══ GIVEN ENTRIES
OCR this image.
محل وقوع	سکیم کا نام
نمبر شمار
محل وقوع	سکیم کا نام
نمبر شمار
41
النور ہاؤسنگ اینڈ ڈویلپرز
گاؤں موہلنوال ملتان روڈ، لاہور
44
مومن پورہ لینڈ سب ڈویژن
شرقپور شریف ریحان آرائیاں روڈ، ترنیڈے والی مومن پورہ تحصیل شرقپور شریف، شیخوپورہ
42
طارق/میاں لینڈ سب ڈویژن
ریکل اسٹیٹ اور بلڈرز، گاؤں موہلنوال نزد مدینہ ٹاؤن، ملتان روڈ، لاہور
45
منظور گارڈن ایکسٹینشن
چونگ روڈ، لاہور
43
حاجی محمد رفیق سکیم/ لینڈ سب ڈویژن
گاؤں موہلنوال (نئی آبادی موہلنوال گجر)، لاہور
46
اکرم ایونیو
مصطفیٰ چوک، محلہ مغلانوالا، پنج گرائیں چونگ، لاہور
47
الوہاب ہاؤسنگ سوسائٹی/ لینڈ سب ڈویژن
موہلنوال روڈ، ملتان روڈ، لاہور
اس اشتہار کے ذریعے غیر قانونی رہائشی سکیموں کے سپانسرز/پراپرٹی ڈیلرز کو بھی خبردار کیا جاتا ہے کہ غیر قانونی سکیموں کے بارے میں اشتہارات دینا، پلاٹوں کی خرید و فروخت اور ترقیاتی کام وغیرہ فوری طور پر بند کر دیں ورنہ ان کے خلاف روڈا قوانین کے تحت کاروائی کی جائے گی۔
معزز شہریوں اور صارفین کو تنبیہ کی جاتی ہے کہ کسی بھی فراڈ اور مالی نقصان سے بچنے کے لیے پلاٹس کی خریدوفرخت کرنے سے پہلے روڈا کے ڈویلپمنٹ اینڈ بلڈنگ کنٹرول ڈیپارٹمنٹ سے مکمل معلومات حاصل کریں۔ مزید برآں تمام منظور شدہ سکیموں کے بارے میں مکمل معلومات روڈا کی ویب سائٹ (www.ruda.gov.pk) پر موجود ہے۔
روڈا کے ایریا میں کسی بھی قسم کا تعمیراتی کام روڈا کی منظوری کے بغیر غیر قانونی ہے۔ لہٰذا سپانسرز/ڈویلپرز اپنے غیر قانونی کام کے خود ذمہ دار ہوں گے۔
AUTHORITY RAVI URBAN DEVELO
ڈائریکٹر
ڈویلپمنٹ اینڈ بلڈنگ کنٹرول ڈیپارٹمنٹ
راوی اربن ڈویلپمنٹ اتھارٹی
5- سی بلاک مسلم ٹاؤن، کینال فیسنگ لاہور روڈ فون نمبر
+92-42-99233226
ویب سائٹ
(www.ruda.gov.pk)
════
**PROBLEM TO WORK ON:** Using the data above, output each line exactly.

**EXERCISE ANSWER:**
OCR this image.
محل وقوع	سکیم کا نام
نمبر شمار
محل وقوع	سکیم کا نام
نمبر شمار
41
النور ہاؤسنگ اینڈ ڈویلپرز
گاؤں موہلنوال ملتان روڈ، لاہور
44
مومن پورہ لینڈ سب ڈویژن
شرقپور شریف ریحان آرائیاں روڈ، ترنیڈے والی مومن پورہ تحصیل شرقپور شریف، شیخوپورہ
42
طارق/میاں لینڈ سب ڈویژن
ریکل اسٹیٹ اور بلڈرز، گاؤں موہلنوال نزد مدینہ ٹاؤن، ملتان روڈ، لاہور
45
منظور گارڈن ایکسٹینشن
چونگ روڈ، لاہور
43
حاجی محمد رفیق سکیم/ لینڈ سب ڈویژن
گاؤں موہلنوال (نئی آبادی موہلنوال گجر)، لاہور
46
اکرم ایونیو
مصطفیٰ چوک، محلہ مغلانوالا، پنج گرائیں چونگ، لاہور
47
الوہاب ہاؤسنگ سوسائٹی/ لینڈ سب ڈویژن
موہلنوال روڈ، ملتان روڈ، لاہور
اس اشتہار کے ذریعے غیر قانونی رہائشی سکیموں کے سپانسرز/پراپرٹی ڈیلرز کو بھی خبردار کیا جاتا ہے کہ غیر قانونی سکیموں کے بارے میں اشتہارات دینا، پلاٹوں کی خرید و فروخت اور ترقیاتی کام وغیرہ فوری طور پر بند کر دیں ورنہ ان کے خلاف روڈا قوانین کے تحت کاروائی کی جائے گی۔
معزز شہریوں اور صارفین کو تنبیہ کی جاتی ہے کہ کسی بھی فراڈ اور مالی نقصان سے بچنے کے لیے پلاٹس کی خریدوفرخت کرنے سے پہلے روڈا کے ڈویلپمنٹ اینڈ بلڈنگ کنٹرول ڈیپارٹمنٹ سے مکمل معلومات حاصل کریں۔ مزید برآں تمام منظور شدہ سکیموں کے بارے میں مکمل معلومات روڈا کی ویب سائٹ (www.ruda.gov.pk) پر موجود ہے۔
روڈا کے ایریا میں کسی بھی قسم کا تعمیراتی کام روڈا کی منظوری کے بغیر غیر قانونی ہے۔ لہٰذا سپانسرز/ڈویلپرز اپنے غیر قانونی کام کے خود ذمہ دار ہوں گے۔
AUTHORITY RAVI URBAN DEVELO
ڈائریکٹر
ڈویلپمنٹ اینڈ بلڈنگ کنٹرول ڈیپارٹمنٹ
راوی اربن ڈویلپمنٹ اتھارٹی
5- سی بلاک مسلم ٹاؤن، کینال فیسنگ لاہور روڈ فون نمبر
+92-42-99233226
ویب سائٹ
(www.ruda.gov.pk)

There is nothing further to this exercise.